## Given records

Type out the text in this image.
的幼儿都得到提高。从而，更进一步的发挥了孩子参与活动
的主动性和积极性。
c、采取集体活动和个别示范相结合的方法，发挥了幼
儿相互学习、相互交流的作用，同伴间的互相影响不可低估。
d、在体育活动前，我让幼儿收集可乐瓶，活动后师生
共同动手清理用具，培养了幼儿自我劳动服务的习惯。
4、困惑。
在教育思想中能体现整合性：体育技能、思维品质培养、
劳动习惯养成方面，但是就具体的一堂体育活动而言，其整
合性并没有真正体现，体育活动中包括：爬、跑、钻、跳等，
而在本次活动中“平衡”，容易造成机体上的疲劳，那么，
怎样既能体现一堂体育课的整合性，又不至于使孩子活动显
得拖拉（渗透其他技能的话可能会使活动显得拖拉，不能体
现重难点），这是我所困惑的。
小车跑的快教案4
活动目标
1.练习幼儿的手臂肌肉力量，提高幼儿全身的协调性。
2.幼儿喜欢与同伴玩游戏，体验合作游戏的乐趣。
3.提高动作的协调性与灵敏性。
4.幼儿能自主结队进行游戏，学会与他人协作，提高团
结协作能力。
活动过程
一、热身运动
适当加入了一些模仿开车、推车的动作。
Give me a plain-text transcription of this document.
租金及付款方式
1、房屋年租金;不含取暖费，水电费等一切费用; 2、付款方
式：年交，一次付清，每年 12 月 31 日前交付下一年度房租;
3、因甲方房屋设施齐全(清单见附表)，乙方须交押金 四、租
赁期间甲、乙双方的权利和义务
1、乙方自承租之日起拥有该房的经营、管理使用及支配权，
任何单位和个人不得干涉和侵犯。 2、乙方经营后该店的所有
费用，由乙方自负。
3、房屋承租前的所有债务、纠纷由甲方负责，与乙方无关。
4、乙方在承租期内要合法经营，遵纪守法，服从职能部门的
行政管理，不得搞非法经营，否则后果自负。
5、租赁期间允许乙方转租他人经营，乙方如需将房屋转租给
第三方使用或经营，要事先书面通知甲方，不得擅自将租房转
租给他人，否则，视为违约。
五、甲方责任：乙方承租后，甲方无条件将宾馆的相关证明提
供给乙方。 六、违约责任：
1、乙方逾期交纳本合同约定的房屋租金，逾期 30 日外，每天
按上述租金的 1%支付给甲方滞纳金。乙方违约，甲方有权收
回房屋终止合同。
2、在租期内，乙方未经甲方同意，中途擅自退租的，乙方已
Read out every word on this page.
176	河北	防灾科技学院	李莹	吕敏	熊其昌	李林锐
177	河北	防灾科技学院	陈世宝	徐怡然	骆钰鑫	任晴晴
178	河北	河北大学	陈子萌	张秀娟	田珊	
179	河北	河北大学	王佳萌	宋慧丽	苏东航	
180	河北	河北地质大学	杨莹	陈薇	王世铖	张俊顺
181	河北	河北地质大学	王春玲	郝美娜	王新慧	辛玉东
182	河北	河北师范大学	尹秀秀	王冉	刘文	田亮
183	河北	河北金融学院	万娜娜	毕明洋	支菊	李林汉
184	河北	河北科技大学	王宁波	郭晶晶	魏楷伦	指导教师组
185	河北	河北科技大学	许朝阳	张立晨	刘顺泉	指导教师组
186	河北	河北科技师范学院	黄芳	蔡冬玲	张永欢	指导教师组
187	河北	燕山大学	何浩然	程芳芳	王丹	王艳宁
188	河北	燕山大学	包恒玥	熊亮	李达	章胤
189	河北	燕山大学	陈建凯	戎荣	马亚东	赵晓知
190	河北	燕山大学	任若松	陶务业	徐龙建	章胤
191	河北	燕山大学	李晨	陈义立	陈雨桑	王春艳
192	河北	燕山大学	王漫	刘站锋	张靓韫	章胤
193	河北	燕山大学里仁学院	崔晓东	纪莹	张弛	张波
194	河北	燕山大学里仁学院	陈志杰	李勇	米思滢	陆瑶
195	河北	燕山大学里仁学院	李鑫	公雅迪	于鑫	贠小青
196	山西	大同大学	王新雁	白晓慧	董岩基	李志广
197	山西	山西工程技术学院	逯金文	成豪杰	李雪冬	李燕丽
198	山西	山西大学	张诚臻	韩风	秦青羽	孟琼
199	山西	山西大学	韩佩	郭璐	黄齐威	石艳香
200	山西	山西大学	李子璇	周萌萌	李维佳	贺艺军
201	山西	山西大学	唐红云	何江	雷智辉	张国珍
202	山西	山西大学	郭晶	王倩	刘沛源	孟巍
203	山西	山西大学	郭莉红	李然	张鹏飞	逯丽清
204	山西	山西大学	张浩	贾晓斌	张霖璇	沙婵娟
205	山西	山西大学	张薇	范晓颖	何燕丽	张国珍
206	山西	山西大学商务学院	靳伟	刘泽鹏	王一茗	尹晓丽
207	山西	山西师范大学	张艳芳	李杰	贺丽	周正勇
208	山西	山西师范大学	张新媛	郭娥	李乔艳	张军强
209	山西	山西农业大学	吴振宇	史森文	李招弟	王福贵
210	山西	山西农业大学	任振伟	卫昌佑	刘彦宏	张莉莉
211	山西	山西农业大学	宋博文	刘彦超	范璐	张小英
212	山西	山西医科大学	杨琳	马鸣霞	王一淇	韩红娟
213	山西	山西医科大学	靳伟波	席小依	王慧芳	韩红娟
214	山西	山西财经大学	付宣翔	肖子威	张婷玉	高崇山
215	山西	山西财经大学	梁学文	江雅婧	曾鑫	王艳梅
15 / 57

## Aim of the exercise
Filter the records above for "指导教师组" and copy every matching line.

## Solved problem
184	河北	河北科技大学	王宁波	郭晶晶	魏楷伦	指导教师组
185	河北	河北科技大学	许朝阳	张立晨	刘顺泉	指导教师组
186	河北	河北科技师范学院	黄芳	蔡冬玲	张永欢	指导教师组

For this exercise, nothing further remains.